Task to carry out »
Filter the records below for the word "eclipse". Copy each line that holds it.

(Figure record listings)
----
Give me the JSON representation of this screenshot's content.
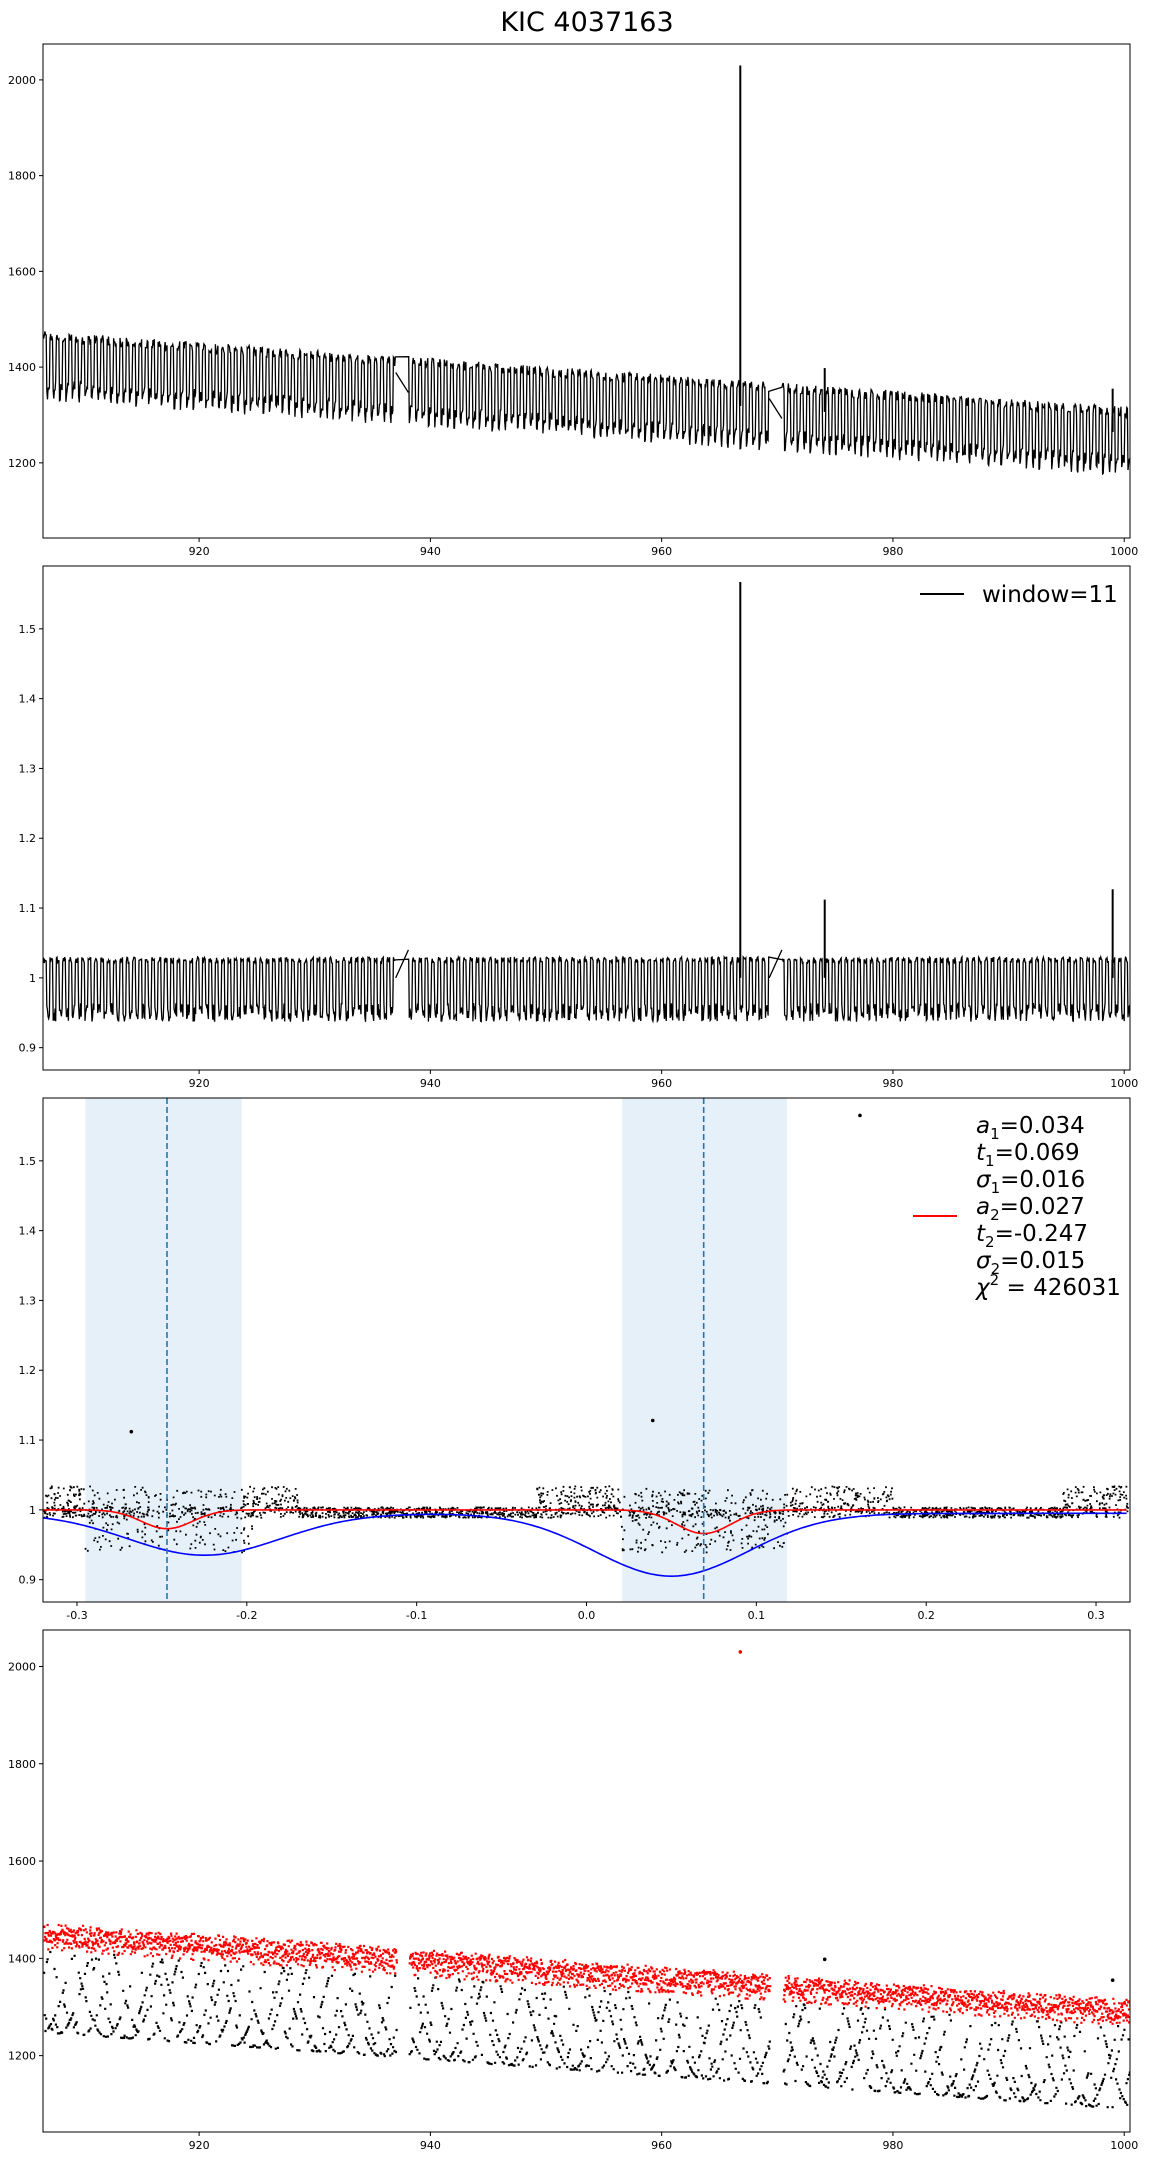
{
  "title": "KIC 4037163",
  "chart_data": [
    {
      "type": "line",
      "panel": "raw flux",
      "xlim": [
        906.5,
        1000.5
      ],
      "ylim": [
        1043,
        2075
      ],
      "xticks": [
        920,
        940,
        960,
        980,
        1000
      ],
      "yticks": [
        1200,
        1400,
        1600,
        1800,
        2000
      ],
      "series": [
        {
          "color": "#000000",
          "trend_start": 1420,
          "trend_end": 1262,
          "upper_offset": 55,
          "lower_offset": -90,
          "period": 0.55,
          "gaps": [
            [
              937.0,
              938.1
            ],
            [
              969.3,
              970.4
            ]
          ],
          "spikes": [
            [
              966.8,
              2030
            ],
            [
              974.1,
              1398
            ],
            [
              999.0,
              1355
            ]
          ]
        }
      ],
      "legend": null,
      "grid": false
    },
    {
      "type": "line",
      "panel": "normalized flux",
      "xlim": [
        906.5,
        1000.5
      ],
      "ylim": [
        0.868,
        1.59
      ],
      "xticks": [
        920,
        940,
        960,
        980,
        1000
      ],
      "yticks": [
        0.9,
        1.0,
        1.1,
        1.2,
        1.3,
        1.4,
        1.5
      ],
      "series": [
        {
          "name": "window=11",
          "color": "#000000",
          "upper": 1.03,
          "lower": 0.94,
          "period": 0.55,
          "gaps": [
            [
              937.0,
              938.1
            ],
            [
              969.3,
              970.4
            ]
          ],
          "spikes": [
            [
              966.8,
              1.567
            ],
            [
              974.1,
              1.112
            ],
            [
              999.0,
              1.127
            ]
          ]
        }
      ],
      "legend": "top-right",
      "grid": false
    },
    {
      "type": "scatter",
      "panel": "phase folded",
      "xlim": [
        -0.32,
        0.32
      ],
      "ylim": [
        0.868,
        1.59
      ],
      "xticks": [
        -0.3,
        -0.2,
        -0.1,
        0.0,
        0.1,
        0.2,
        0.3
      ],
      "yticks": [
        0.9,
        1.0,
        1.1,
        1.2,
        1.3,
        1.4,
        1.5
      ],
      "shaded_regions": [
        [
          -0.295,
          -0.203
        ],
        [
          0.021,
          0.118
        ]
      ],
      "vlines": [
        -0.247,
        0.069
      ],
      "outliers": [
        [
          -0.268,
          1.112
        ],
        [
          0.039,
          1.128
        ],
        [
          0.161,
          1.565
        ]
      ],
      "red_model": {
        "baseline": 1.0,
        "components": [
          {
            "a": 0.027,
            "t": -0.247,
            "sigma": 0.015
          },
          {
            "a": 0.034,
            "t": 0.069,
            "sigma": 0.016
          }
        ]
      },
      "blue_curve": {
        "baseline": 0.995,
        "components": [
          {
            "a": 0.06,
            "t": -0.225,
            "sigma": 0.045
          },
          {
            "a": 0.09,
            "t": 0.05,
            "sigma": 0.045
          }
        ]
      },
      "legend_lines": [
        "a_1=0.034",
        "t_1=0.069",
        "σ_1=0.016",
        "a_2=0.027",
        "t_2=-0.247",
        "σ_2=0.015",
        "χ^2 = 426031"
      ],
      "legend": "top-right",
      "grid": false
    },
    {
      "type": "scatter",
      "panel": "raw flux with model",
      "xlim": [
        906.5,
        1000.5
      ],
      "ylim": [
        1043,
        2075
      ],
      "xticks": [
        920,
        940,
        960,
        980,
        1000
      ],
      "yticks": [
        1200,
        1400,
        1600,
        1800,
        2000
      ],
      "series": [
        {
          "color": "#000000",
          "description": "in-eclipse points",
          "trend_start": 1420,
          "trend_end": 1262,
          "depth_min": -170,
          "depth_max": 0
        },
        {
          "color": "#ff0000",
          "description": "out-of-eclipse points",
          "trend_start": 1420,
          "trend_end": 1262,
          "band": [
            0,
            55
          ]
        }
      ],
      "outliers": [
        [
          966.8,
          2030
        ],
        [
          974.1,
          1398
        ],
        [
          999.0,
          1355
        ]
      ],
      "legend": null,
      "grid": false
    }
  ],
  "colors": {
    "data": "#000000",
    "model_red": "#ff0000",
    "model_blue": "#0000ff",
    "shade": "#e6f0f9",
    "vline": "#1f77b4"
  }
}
----
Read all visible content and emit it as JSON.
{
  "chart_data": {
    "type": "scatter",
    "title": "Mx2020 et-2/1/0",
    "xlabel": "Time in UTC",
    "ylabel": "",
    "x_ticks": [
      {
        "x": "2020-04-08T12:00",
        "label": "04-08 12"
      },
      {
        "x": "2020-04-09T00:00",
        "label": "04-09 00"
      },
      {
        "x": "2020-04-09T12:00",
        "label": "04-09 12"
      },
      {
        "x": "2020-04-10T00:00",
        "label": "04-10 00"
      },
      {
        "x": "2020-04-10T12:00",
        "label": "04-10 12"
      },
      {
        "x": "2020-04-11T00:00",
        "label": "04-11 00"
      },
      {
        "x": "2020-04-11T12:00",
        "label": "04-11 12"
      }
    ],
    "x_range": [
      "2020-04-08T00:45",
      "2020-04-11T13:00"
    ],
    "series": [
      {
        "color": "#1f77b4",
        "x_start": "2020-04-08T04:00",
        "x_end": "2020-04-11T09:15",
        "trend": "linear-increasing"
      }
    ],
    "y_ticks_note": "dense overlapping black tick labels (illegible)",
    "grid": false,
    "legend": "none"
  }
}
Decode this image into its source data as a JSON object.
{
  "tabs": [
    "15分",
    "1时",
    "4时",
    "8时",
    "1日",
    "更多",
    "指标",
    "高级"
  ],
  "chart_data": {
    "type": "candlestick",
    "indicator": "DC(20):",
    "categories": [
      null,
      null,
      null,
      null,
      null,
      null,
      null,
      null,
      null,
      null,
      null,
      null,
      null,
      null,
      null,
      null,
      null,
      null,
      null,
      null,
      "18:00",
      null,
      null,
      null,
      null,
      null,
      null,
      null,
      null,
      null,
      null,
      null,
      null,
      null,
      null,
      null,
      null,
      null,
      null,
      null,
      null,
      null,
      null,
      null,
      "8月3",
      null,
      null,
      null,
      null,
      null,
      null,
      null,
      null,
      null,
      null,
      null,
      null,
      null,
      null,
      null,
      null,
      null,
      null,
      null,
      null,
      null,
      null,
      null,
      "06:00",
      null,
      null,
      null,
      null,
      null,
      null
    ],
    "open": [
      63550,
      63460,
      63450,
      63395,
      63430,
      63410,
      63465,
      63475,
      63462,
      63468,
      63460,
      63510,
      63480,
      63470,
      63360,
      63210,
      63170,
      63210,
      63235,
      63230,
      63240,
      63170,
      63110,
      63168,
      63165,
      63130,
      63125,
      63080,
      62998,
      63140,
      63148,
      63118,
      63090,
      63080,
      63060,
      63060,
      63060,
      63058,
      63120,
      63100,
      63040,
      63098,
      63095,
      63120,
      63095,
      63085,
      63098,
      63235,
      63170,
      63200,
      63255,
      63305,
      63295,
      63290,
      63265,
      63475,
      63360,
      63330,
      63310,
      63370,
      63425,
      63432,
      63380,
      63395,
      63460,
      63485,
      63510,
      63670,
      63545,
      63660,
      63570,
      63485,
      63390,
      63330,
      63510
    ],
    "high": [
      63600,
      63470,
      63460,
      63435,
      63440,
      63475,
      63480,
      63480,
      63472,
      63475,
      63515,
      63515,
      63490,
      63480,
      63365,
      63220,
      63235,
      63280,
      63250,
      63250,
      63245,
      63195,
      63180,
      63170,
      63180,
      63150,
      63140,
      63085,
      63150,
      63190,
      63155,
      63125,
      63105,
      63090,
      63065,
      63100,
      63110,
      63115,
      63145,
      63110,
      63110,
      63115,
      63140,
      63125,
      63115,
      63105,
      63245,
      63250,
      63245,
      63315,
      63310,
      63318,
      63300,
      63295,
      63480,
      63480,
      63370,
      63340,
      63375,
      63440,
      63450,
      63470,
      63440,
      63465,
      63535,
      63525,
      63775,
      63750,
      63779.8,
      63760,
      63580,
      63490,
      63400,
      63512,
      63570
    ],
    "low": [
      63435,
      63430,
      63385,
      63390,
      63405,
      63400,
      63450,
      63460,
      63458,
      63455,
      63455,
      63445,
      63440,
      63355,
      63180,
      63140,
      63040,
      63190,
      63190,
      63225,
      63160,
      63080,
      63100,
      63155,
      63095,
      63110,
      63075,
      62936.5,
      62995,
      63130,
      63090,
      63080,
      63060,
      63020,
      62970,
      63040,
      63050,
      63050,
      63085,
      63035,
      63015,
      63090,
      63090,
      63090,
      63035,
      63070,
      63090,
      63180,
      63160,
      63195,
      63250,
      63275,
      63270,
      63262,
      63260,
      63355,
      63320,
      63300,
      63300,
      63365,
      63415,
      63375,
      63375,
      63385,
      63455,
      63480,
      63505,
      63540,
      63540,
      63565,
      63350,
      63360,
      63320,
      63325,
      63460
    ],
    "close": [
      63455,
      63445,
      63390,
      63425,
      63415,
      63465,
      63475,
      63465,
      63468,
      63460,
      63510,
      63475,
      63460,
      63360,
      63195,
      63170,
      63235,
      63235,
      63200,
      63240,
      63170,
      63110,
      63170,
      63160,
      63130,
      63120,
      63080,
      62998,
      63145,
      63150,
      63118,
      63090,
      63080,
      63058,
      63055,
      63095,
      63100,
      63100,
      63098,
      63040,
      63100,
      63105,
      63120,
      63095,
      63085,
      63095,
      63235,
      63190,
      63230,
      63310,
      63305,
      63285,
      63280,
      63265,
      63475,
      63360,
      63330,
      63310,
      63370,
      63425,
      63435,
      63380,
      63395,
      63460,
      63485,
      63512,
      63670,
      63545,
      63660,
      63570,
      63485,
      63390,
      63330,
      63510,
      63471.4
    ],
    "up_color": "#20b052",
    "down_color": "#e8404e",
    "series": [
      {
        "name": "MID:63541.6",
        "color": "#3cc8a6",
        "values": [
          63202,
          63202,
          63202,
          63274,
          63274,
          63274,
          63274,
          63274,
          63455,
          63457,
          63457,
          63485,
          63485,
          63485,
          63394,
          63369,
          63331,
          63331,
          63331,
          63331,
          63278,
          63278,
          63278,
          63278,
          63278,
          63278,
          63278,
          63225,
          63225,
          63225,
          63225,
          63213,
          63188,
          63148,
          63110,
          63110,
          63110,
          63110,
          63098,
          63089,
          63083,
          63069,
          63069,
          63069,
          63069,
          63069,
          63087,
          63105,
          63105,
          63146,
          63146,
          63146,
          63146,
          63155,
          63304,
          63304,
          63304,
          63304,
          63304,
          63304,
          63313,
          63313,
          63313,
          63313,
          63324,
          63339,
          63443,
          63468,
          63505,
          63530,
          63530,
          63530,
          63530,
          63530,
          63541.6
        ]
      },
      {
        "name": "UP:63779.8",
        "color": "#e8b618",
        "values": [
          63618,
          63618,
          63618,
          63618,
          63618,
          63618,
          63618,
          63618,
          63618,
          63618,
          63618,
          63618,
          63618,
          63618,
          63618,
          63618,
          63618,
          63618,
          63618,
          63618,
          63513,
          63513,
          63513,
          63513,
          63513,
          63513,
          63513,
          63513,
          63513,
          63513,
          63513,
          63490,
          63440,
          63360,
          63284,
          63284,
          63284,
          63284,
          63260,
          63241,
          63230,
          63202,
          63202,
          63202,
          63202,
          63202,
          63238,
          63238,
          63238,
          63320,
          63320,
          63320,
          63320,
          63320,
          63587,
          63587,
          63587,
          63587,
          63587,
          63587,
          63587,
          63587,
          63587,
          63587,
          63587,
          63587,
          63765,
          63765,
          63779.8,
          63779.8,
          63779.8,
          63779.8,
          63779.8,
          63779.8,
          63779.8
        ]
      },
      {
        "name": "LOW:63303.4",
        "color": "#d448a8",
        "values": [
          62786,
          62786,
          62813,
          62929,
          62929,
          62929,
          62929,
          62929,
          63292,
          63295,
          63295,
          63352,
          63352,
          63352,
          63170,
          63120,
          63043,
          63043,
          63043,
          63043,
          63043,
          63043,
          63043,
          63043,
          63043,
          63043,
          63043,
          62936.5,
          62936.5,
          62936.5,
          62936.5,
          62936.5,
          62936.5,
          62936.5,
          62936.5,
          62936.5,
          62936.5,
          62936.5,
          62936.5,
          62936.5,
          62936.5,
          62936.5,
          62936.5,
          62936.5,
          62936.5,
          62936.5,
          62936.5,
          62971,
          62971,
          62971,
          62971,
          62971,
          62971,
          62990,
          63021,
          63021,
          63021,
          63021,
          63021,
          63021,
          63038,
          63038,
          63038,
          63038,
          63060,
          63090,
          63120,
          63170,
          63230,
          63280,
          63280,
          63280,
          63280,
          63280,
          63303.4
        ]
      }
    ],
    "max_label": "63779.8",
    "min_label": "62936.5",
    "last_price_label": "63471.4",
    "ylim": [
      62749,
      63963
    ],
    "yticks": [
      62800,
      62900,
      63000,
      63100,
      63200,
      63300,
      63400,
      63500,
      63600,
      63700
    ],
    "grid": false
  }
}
----
Final answer »
          "description": "in-eclipse points",
          "description": "out-of-eclipse points",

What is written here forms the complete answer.